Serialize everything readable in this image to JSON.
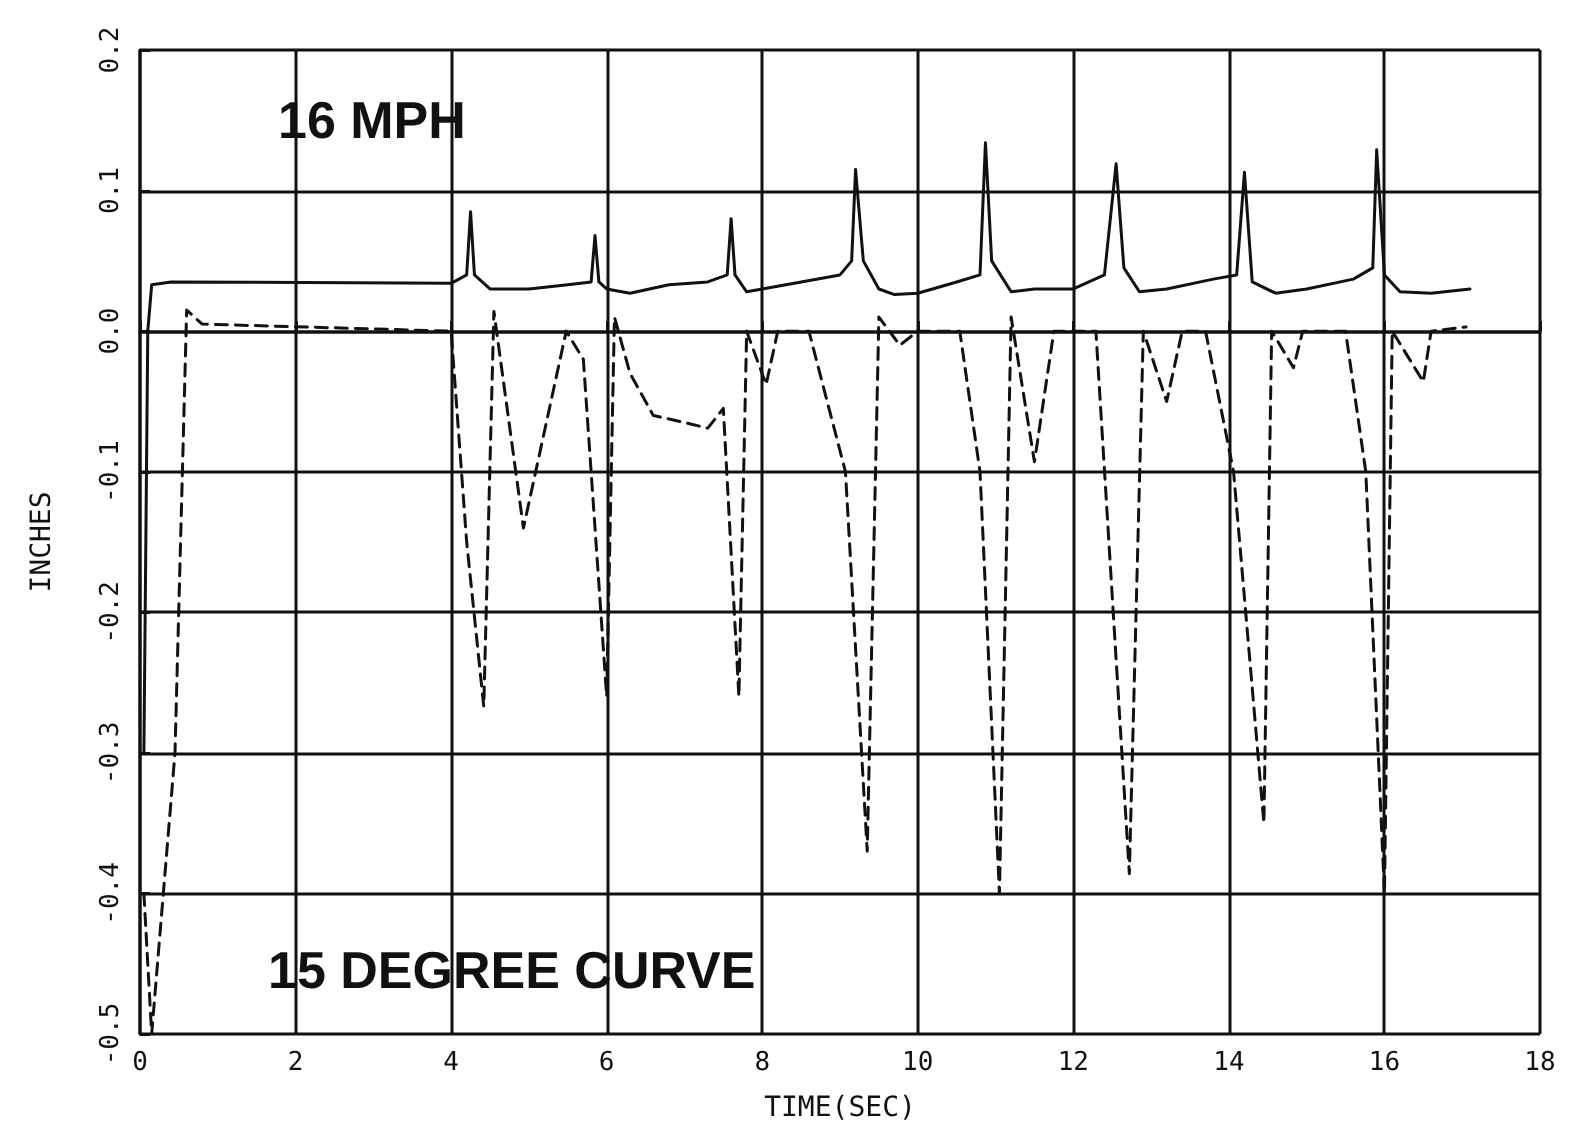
{
  "chart_data": {
    "type": "line",
    "xlabel": "TIME(SEC)",
    "ylabel": "INCHES",
    "annotations": [
      "16 MPH",
      "15 DEGREE CURVE"
    ],
    "xlim": [
      0,
      18
    ],
    "xticks": [
      0,
      2,
      4,
      6,
      8,
      10,
      12,
      14,
      16,
      18
    ],
    "ylim": [
      -0.5,
      0.2
    ],
    "yticks": [
      -0.5,
      -0.4,
      -0.3,
      -0.2,
      -0.1,
      {
        "value": 0,
        "label": "0.0"
      },
      0.1,
      0.2
    ],
    "grid": true,
    "marker": "none",
    "series": [
      {
        "color": "#111111",
        "line_style": "solid",
        "x": [
          0.05,
          0.1,
          0.15,
          0.4,
          4.0,
          4.2,
          4.25,
          4.3,
          4.5,
          5.0,
          5.5,
          5.8,
          5.85,
          5.9,
          6.0,
          6.3,
          6.8,
          7.3,
          7.55,
          7.6,
          7.65,
          7.8,
          8.0,
          8.5,
          9.0,
          9.15,
          9.2,
          9.3,
          9.5,
          9.7,
          10.0,
          10.5,
          10.8,
          10.87,
          10.95,
          11.2,
          11.5,
          12.0,
          12.4,
          12.55,
          12.65,
          12.85,
          13.2,
          13.8,
          14.1,
          14.2,
          14.3,
          14.6,
          15.0,
          15.6,
          15.85,
          15.9,
          16.0,
          16.2,
          16.6,
          17.1
        ],
        "values": [
          -0.3,
          0.0,
          0.033,
          0.035,
          0.034,
          0.04,
          0.085,
          0.04,
          0.03,
          0.03,
          0.033,
          0.035,
          0.068,
          0.035,
          0.03,
          0.027,
          0.033,
          0.035,
          0.04,
          0.08,
          0.04,
          0.028,
          0.03,
          0.035,
          0.04,
          0.05,
          0.115,
          0.05,
          0.03,
          0.026,
          0.027,
          0.035,
          0.04,
          0.134,
          0.05,
          0.028,
          0.03,
          0.03,
          0.04,
          0.119,
          0.045,
          0.028,
          0.03,
          0.037,
          0.04,
          0.113,
          0.035,
          0.027,
          0.03,
          0.037,
          0.045,
          0.129,
          0.04,
          0.028,
          0.027,
          0.03
        ]
      },
      {
        "color": "#111111",
        "line_style": "dashed",
        "x": [
          0.05,
          0.15,
          0.3,
          0.45,
          0.6,
          0.8,
          4.0,
          4.2,
          4.42,
          4.55,
          4.93,
          5.48,
          5.7,
          6.0,
          6.1,
          6.3,
          6.6,
          7.0,
          7.3,
          7.5,
          7.7,
          7.8,
          8.05,
          8.2,
          8.6,
          9.07,
          9.35,
          9.5,
          9.77,
          10.0,
          10.54,
          10.8,
          11.05,
          11.2,
          11.5,
          11.75,
          12.29,
          12.72,
          12.9,
          13.2,
          13.4,
          13.7,
          14.06,
          14.45,
          14.55,
          14.83,
          14.95,
          15.5,
          15.76,
          16.0,
          16.1,
          16.5,
          16.6,
          17.05
        ],
        "values": [
          -0.4,
          -0.5,
          -0.4,
          -0.3,
          0.015,
          0.005,
          0.0,
          -0.15,
          -0.267,
          0.014,
          -0.14,
          0.0,
          -0.02,
          -0.26,
          0.01,
          -0.03,
          -0.06,
          -0.065,
          -0.069,
          -0.055,
          -0.26,
          0.0,
          -0.038,
          0.0,
          0.0,
          -0.1,
          -0.37,
          0.01,
          -0.01,
          0.0,
          0.0,
          -0.1,
          -0.4,
          0.01,
          -0.093,
          0.0,
          0.0,
          -0.386,
          0.0,
          -0.05,
          0.0,
          0.0,
          -0.1,
          -0.35,
          0.0,
          -0.026,
          0.0,
          0.0,
          -0.1,
          -0.4,
          0.0,
          -0.036,
          0.0,
          0.003
        ]
      }
    ]
  }
}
* * *
_AIM:_
Repeat the records above exactly, leaving out any pictures they contain.

_TASK RESULT:_
Serialize everything readable in this image to JSON.
{
  "chart_data": {
    "type": "line",
    "xlabel": "TIME(SEC)",
    "ylabel": "INCHES",
    "annotations": [
      "16 MPH",
      "15 DEGREE CURVE"
    ],
    "xlim": [
      0,
      18
    ],
    "xticks": [
      0,
      2,
      4,
      6,
      8,
      10,
      12,
      14,
      16,
      18
    ],
    "ylim": [
      -0.5,
      0.2
    ],
    "yticks": [
      -0.5,
      -0.4,
      -0.3,
      -0.2,
      -0.1,
      {
        "value": 0,
        "label": "0.0"
      },
      0.1,
      0.2
    ],
    "grid": true,
    "marker": "none",
    "series": [
      {
        "color": "#111111",
        "line_style": "solid",
        "x": [
          0.05,
          0.1,
          0.15,
          0.4,
          4.0,
          4.2,
          4.25,
          4.3,
          4.5,
          5.0,
          5.5,
          5.8,
          5.85,
          5.9,
          6.0,
          6.3,
          6.8,
          7.3,
          7.55,
          7.6,
          7.65,
          7.8,
          8.0,
          8.5,
          9.0,
          9.15,
          9.2,
          9.3,
          9.5,
          9.7,
          10.0,
          10.5,
          10.8,
          10.87,
          10.95,
          11.2,
          11.5,
          12.0,
          12.4,
          12.55,
          12.65,
          12.85,
          13.2,
          13.8,
          14.1,
          14.2,
          14.3,
          14.6,
          15.0,
          15.6,
          15.85,
          15.9,
          16.0,
          16.2,
          16.6,
          17.1
        ],
        "values": [
          -0.3,
          0.0,
          0.033,
          0.035,
          0.034,
          0.04,
          0.085,
          0.04,
          0.03,
          0.03,
          0.033,
          0.035,
          0.068,
          0.035,
          0.03,
          0.027,
          0.033,
          0.035,
          0.04,
          0.08,
          0.04,
          0.028,
          0.03,
          0.035,
          0.04,
          0.05,
          0.115,
          0.05,
          0.03,
          0.026,
          0.027,
          0.035,
          0.04,
          0.134,
          0.05,
          0.028,
          0.03,
          0.03,
          0.04,
          0.119,
          0.045,
          0.028,
          0.03,
          0.037,
          0.04,
          0.113,
          0.035,
          0.027,
          0.03,
          0.037,
          0.045,
          0.129,
          0.04,
          0.028,
          0.027,
          0.03
        ]
      },
      {
        "color": "#111111",
        "line_style": "dashed",
        "x": [
          0.05,
          0.15,
          0.3,
          0.45,
          0.6,
          0.8,
          4.0,
          4.2,
          4.42,
          4.55,
          4.93,
          5.48,
          5.7,
          6.0,
          6.1,
          6.3,
          6.6,
          7.0,
          7.3,
          7.5,
          7.7,
          7.8,
          8.05,
          8.2,
          8.6,
          9.07,
          9.35,
          9.5,
          9.77,
          10.0,
          10.54,
          10.8,
          11.05,
          11.2,
          11.5,
          11.75,
          12.29,
          12.72,
          12.9,
          13.2,
          13.4,
          13.7,
          14.06,
          14.45,
          14.55,
          14.83,
          14.95,
          15.5,
          15.76,
          16.0,
          16.1,
          16.5,
          16.6,
          17.05
        ],
        "values": [
          -0.4,
          -0.5,
          -0.4,
          -0.3,
          0.015,
          0.005,
          0.0,
          -0.15,
          -0.267,
          0.014,
          -0.14,
          0.0,
          -0.02,
          -0.26,
          0.01,
          -0.03,
          -0.06,
          -0.065,
          -0.069,
          -0.055,
          -0.26,
          0.0,
          -0.038,
          0.0,
          0.0,
          -0.1,
          -0.37,
          0.01,
          -0.01,
          0.0,
          0.0,
          -0.1,
          -0.4,
          0.01,
          -0.093,
          0.0,
          0.0,
          -0.386,
          0.0,
          -0.05,
          0.0,
          0.0,
          -0.1,
          -0.35,
          0.0,
          -0.026,
          0.0,
          0.0,
          -0.1,
          -0.4,
          0.0,
          -0.036,
          0.0,
          0.003
        ]
      }
    ]
  }
}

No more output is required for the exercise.